Items from a figure collection
================================

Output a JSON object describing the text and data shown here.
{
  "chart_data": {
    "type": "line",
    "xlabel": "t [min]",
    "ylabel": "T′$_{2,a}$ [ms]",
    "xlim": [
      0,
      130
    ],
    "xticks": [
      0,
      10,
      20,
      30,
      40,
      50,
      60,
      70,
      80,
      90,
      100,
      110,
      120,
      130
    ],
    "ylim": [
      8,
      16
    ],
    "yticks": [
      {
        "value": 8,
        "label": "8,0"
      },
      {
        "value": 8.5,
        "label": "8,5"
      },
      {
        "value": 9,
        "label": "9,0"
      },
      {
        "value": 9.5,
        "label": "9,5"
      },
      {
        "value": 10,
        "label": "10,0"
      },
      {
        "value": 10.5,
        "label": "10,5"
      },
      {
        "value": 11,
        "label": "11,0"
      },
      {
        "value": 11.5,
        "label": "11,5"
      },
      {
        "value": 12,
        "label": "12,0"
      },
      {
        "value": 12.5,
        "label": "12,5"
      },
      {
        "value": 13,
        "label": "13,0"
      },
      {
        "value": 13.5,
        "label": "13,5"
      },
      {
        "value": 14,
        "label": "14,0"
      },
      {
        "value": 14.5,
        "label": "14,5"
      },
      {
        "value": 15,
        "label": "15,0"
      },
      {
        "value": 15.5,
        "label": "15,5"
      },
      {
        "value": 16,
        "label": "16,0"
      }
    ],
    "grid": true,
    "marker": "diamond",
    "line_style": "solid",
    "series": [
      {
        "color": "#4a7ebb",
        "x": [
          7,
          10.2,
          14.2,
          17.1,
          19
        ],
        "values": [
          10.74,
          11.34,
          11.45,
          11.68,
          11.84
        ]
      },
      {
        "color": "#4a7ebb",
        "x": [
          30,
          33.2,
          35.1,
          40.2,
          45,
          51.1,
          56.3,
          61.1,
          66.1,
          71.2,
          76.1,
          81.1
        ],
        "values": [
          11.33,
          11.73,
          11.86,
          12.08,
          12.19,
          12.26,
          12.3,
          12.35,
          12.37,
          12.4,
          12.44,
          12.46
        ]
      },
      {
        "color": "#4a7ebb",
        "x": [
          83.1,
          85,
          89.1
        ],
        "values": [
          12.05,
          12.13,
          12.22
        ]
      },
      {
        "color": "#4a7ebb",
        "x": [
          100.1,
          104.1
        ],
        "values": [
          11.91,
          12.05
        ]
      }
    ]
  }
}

================================

§ WHAT YOU ARE ASKED TO DO
Give the entries once more, exactly as they appear.

§ RESULT
Output a JSON object describing the text and data shown here.
{
  "chart_data": {
    "type": "line",
    "xlabel": "t [min]",
    "ylabel": "T′$_{2,a}$ [ms]",
    "xlim": [
      0,
      130
    ],
    "xticks": [
      0,
      10,
      20,
      30,
      40,
      50,
      60,
      70,
      80,
      90,
      100,
      110,
      120,
      130
    ],
    "ylim": [
      8,
      16
    ],
    "yticks": [
      {
        "value": 8,
        "label": "8,0"
      },
      {
        "value": 8.5,
        "label": "8,5"
      },
      {
        "value": 9,
        "label": "9,0"
      },
      {
        "value": 9.5,
        "label": "9,5"
      },
      {
        "value": 10,
        "label": "10,0"
      },
      {
        "value": 10.5,
        "label": "10,5"
      },
      {
        "value": 11,
        "label": "11,0"
      },
      {
        "value": 11.5,
        "label": "11,5"
      },
      {
        "value": 12,
        "label": "12,0"
      },
      {
        "value": 12.5,
        "label": "12,5"
      },
      {
        "value": 13,
        "label": "13,0"
      },
      {
        "value": 13.5,
        "label": "13,5"
      },
      {
        "value": 14,
        "label": "14,0"
      },
      {
        "value": 14.5,
        "label": "14,5"
      },
      {
        "value": 15,
        "label": "15,0"
      },
      {
        "value": 15.5,
        "label": "15,5"
      },
      {
        "value": 16,
        "label": "16,0"
      }
    ],
    "grid": true,
    "marker": "diamond",
    "line_style": "solid",
    "series": [
      {
        "color": "#4a7ebb",
        "x": [
          7,
          10.2,
          14.2,
          17.1,
          19
        ],
        "values": [
          10.74,
          11.34,
          11.45,
          11.68,
          11.84
        ]
      },
      {
        "color": "#4a7ebb",
        "x": [
          30,
          33.2,
          35.1,
          40.2,
          45,
          51.1,
          56.3,
          61.1,
          66.1,
          71.2,
          76.1,
          81.1
        ],
        "values": [
          11.33,
          11.73,
          11.86,
          12.08,
          12.19,
          12.26,
          12.3,
          12.35,
          12.37,
          12.4,
          12.44,
          12.46
        ]
      },
      {
        "color": "#4a7ebb",
        "x": [
          83.1,
          85,
          89.1
        ],
        "values": [
          12.05,
          12.13,
          12.22
        ]
      },
      {
        "color": "#4a7ebb",
        "x": [
          100.1,
          104.1
        ],
        "values": [
          11.91,
          12.05
        ]
      }
    ]
  }
}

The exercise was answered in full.